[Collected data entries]
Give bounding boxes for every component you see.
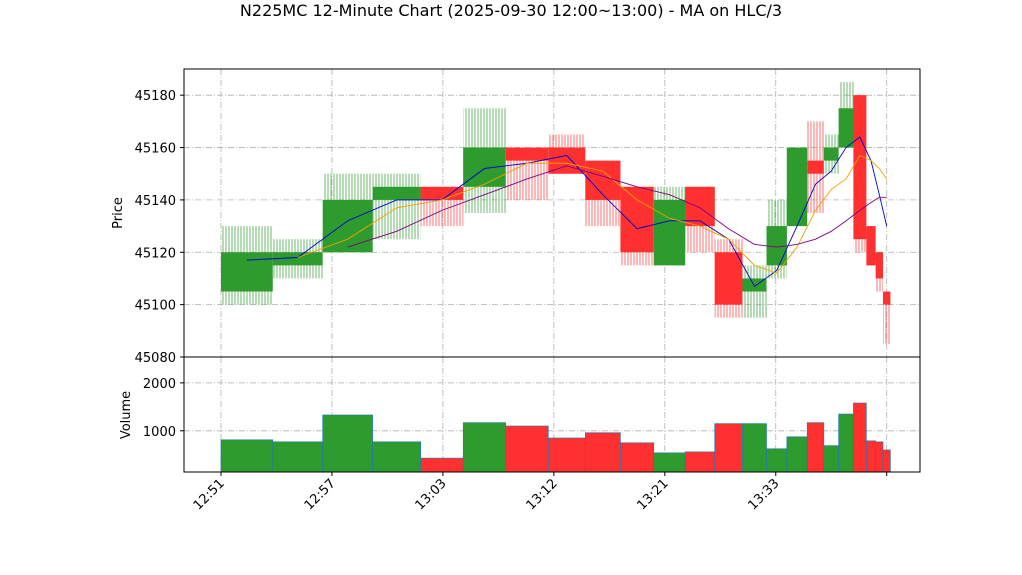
volume-bar [714, 423, 743, 473]
y-tick-label: 45160 [135, 142, 176, 157]
x-tick-label: 13:21 [635, 476, 672, 513]
volume-bar [653, 452, 686, 473]
candle-body [620, 186, 654, 253]
volume-bar [462, 422, 507, 473]
volume-bar [584, 432, 621, 473]
volume-bar [372, 441, 422, 473]
volume-bar [875, 441, 884, 473]
x-tick-label: 13:33 [745, 476, 782, 513]
candle-body [220, 252, 273, 292]
x-tick-label: 12:51 [191, 476, 228, 513]
candle-body [823, 147, 839, 161]
candle-body [875, 252, 884, 279]
volume-bar [420, 457, 464, 473]
y-tick-label: 45120 [135, 246, 176, 261]
volume-tick-label: 2000 [143, 377, 176, 392]
volume-bar [806, 422, 825, 473]
candle-wick [883, 291, 891, 344]
candle-body [685, 186, 715, 227]
candle-body [322, 199, 373, 253]
ma-line [297, 154, 888, 274]
volume-bar [853, 402, 867, 473]
candle-body [838, 108, 854, 148]
candle-body [653, 199, 686, 266]
volume-axis-label: Volume [119, 391, 134, 439]
candle-body [372, 186, 421, 200]
volume-tick-label: 1000 [143, 425, 176, 440]
candle-body [714, 252, 743, 305]
ma-line [347, 165, 887, 248]
candle-body [866, 226, 876, 266]
volume-bar [620, 442, 655, 473]
volume-bar [220, 439, 274, 473]
ma-line [246, 136, 888, 287]
chart-title: N225MC 12-Minute Chart (2025-09-30 12:00… [240, 1, 782, 20]
y-tick-label: 45180 [135, 89, 176, 104]
volume-bar [786, 436, 808, 473]
volume-bar [548, 437, 586, 473]
candle-body [463, 147, 506, 187]
volume-bar [882, 449, 891, 473]
volume-bar [322, 414, 373, 473]
volume-bar [505, 425, 549, 473]
candle-body [807, 160, 824, 174]
volume-bar [272, 441, 323, 473]
candle-body [883, 291, 891, 305]
y-tick-label: 45140 [135, 194, 176, 209]
y-tick-label: 45080 [135, 351, 176, 366]
candle-body [505, 147, 549, 161]
candle-body [766, 226, 787, 266]
x-tick-label: 13:03 [413, 476, 450, 513]
volume-bar [742, 423, 767, 473]
y-tick-label: 45100 [135, 299, 176, 314]
volume-bar [866, 440, 876, 473]
volume-bar [766, 448, 788, 473]
candle-body [853, 95, 867, 240]
candle-wick [372, 173, 421, 240]
x-tick-label: 12:57 [302, 476, 339, 513]
volume-bar [684, 451, 716, 473]
volume-bar [823, 445, 839, 473]
candle-body [420, 186, 464, 200]
x-tick-label: 13:12 [524, 476, 561, 513]
volume-frame [183, 356, 921, 473]
candle-body [786, 147, 808, 227]
candle-body [272, 252, 323, 266]
y-axis-label: Price [111, 197, 126, 229]
volume-bar [838, 413, 854, 473]
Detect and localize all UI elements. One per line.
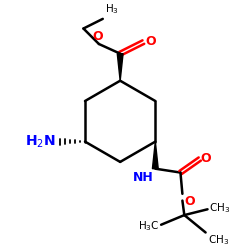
Text: CH$_3$: CH$_3$ (210, 202, 231, 215)
Text: O: O (145, 34, 156, 48)
Text: H$_3$: H$_3$ (105, 2, 119, 16)
Text: CH$_3$: CH$_3$ (208, 234, 229, 247)
Text: H$_3$C: H$_3$C (138, 219, 159, 232)
Text: NH: NH (133, 170, 154, 183)
Text: O: O (201, 152, 211, 164)
Polygon shape (152, 142, 158, 169)
Text: H$_2$N: H$_2$N (25, 134, 56, 150)
Text: O: O (184, 195, 195, 208)
Text: O: O (92, 30, 103, 43)
Polygon shape (117, 54, 123, 81)
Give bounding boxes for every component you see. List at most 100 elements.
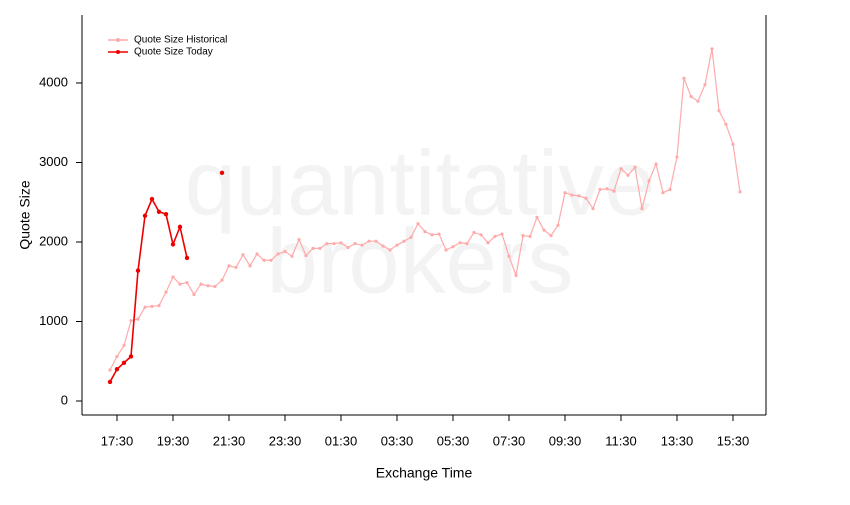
x-axis-label: Exchange Time (376, 465, 473, 481)
point (367, 239, 371, 243)
point (374, 239, 378, 243)
point (500, 232, 504, 236)
point (128, 354, 134, 359)
point (163, 211, 169, 217)
point (149, 196, 155, 202)
x-tick-label: 11:30 (605, 433, 637, 448)
point (248, 264, 252, 268)
x-tick-label: 23:30 (269, 433, 302, 448)
point (654, 162, 658, 166)
x-tick-label: 07:30 (493, 433, 526, 448)
point (184, 255, 190, 261)
point (241, 253, 245, 257)
point (437, 232, 441, 236)
point (689, 94, 693, 99)
point (507, 254, 511, 258)
x-tick-label: 09:30 (549, 433, 582, 448)
point (444, 248, 448, 252)
point (115, 354, 119, 359)
point (570, 193, 574, 197)
point (633, 165, 637, 169)
legend-swatch (116, 50, 120, 54)
y-tick-label: 4000 (39, 74, 68, 89)
point (738, 190, 742, 194)
y-tick-label: 3000 (39, 154, 68, 169)
point (178, 282, 182, 286)
point (219, 170, 225, 176)
x-tick-label: 21:30 (213, 433, 246, 448)
point (535, 215, 539, 219)
point (339, 241, 343, 245)
watermark: brokers (267, 210, 574, 312)
point (591, 206, 595, 211)
point (199, 282, 203, 286)
point (479, 233, 483, 237)
point (465, 241, 469, 246)
point (626, 173, 630, 177)
point (157, 303, 161, 308)
y-tick-label: 1000 (39, 313, 68, 328)
point (206, 284, 210, 288)
point (647, 179, 651, 183)
point (521, 234, 525, 238)
point (177, 224, 183, 230)
point (108, 368, 112, 372)
point (423, 230, 427, 234)
point (661, 191, 665, 195)
point (142, 213, 148, 218)
point (717, 109, 721, 113)
x-tick-label: 19:30 (157, 433, 190, 448)
point (696, 99, 700, 103)
point (143, 305, 147, 309)
point (255, 252, 259, 256)
x-tick-label: 03:30 (381, 433, 414, 448)
y-tick-label: 0 (61, 392, 68, 407)
point (556, 223, 560, 227)
point (640, 206, 644, 211)
legend-label: Quote Size Today (134, 47, 213, 58)
point (262, 258, 266, 262)
point (388, 248, 392, 252)
point (121, 360, 127, 366)
point (332, 241, 336, 246)
point (668, 187, 672, 192)
point (542, 228, 546, 232)
point (353, 241, 357, 246)
point (675, 155, 679, 159)
point (514, 273, 518, 277)
point (458, 241, 462, 245)
point (170, 242, 176, 247)
point (213, 284, 217, 289)
point (402, 239, 406, 243)
point (325, 241, 329, 246)
point (563, 191, 567, 195)
point (409, 235, 413, 239)
point (227, 264, 231, 268)
point (451, 245, 455, 249)
point (129, 319, 133, 323)
point (724, 122, 728, 126)
point (360, 243, 364, 247)
point (150, 304, 154, 308)
point (107, 379, 113, 385)
x-tick-label: 01:30 (325, 433, 358, 448)
point (493, 234, 497, 239)
point (156, 209, 162, 214)
x-tick-label: 17:30 (101, 433, 134, 448)
point (395, 243, 399, 247)
legend-swatch (116, 38, 120, 42)
point (135, 268, 141, 273)
x-tick-label: 05:30 (437, 433, 470, 448)
point (283, 249, 287, 254)
x-tick-label: 13:30 (661, 433, 694, 448)
point (549, 234, 553, 238)
point (311, 246, 315, 250)
legend-label: Quote Size Historical (134, 35, 227, 46)
point (276, 252, 280, 256)
point (164, 290, 168, 294)
point (318, 246, 322, 250)
point (731, 142, 735, 146)
point (619, 167, 623, 171)
point (304, 253, 308, 258)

• [Instruction]
Copy out the lines of the data above word for word, starting with the line that contains "x-axis-label: Exchange Time" and going on through the line that contains "point (437, 232, 441, 236)", both included.

• [Correct answer]
x-axis-label: Exchange Time (376, 465, 473, 481)
point (367, 239, 371, 243)
point (374, 239, 378, 243)
point (500, 232, 504, 236)
point (128, 354, 134, 359)
point (163, 211, 169, 217)
point (149, 196, 155, 202)
x-tick-label: 11:30 (605, 433, 637, 448)
point (248, 264, 252, 268)
x-tick-label: 23:30 (269, 433, 302, 448)
point (654, 162, 658, 166)
x-tick-label: 07:30 (493, 433, 526, 448)
point (184, 255, 190, 261)
point (241, 253, 245, 257)
point (437, 232, 441, 236)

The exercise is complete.